═════ INFORMATION GIVEN
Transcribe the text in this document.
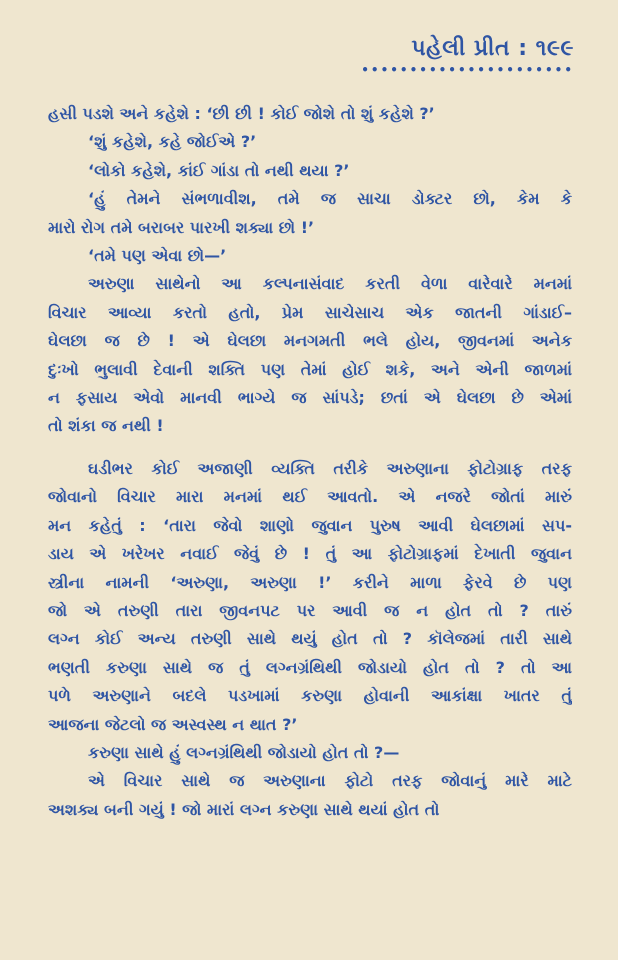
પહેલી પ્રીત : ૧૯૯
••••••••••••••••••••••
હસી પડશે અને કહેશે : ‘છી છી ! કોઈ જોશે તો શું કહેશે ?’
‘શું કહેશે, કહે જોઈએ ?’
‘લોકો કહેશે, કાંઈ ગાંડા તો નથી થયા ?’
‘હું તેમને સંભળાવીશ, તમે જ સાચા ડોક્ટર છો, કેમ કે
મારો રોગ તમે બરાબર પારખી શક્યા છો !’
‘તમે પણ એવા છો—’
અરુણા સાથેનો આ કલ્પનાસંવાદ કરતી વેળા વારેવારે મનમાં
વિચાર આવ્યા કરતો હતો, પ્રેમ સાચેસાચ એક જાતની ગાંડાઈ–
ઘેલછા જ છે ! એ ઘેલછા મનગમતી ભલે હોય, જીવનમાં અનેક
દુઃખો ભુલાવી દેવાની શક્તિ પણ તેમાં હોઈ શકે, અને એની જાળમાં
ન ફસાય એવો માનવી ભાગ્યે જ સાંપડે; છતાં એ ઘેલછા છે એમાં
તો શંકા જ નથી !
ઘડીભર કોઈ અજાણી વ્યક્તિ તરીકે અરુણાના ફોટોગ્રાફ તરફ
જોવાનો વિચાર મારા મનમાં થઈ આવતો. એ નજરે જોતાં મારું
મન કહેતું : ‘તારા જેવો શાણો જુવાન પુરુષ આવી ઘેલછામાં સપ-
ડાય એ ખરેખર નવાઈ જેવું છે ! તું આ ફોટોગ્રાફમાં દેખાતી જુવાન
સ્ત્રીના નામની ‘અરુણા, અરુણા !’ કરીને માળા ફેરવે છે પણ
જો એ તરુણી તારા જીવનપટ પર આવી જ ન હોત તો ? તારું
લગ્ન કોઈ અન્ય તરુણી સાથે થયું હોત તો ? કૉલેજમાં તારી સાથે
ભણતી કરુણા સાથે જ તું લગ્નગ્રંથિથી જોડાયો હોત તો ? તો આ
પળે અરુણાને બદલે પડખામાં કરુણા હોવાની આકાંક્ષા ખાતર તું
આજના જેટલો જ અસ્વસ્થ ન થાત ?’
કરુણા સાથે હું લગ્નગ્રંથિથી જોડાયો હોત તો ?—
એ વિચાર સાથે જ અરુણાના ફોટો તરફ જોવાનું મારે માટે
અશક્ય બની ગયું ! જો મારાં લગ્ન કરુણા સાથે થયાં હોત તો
══════════
_THE EXERCISE_
Print out the lines exactly, skipping any picture.

_RESPONSE TO THIS TASK_
Transcribe the text in this document.
પહેલી પ્રીત : ૧૯૯
••••••••••••••••••••••
હસી પડશે અને કહેશે : ‘છી છી ! કોઈ જોશે તો શું કહેશે ?’
‘શું કહેશે, કહે જોઈએ ?’
‘લોકો કહેશે, કાંઈ ગાંડા તો નથી થયા ?’
‘હું તેમને સંભળાવીશ, તમે જ સાચા ડોક્ટર છો, કેમ કે
મારો રોગ તમે બરાબર પારખી શક્યા છો !’
‘તમે પણ એવા છો—’
અરુણા સાથેનો આ કલ્પનાસંવાદ કરતી વેળા વારેવારે મનમાં
વિચાર આવ્યા કરતો હતો, પ્રેમ સાચેસાચ એક જાતની ગાંડાઈ–
ઘેલછા જ છે ! એ ઘેલછા મનગમતી ભલે હોય, જીવનમાં અનેક
દુઃખો ભુલાવી દેવાની શક્તિ પણ તેમાં હોઈ શકે, અને એની જાળમાં
ન ફસાય એવો માનવી ભાગ્યે જ સાંપડે; છતાં એ ઘેલછા છે એમાં
તો શંકા જ નથી !
ઘડીભર કોઈ અજાણી વ્યક્તિ તરીકે અરુણાના ફોટોગ્રાફ તરફ
જોવાનો વિચાર મારા મનમાં થઈ આવતો. એ નજરે જોતાં મારું
મન કહેતું : ‘તારા જેવો શાણો જુવાન પુરુષ આવી ઘેલછામાં સપ-
ડાય એ ખરેખર નવાઈ જેવું છે ! તું આ ફોટોગ્રાફમાં દેખાતી જુવાન
સ્ત્રીના નામની ‘અરુણા, અરુણા !’ કરીને માળા ફેરવે છે પણ
જો એ તરુણી તારા જીવનપટ પર આવી જ ન હોત તો ? તારું
લગ્ન કોઈ અન્ય તરુણી સાથે થયું હોત તો ? કૉલેજમાં તારી સાથે
ભણતી કરુણા સાથે જ તું લગ્નગ્રંથિથી જોડાયો હોત તો ? તો આ
પળે અરુણાને બદલે પડખામાં કરુણા હોવાની આકાંક્ષા ખાતર તું
આજના જેટલો જ અસ્વસ્થ ન થાત ?’
કરુણા સાથે હું લગ્નગ્રંથિથી જોડાયો હોત તો ?—
એ વિચાર સાથે જ અરુણાના ફોટો તરફ જોવાનું મારે માટે
અશક્ય બની ગયું ! જો મારાં લગ્ન કરુણા સાથે થયાં હોત તો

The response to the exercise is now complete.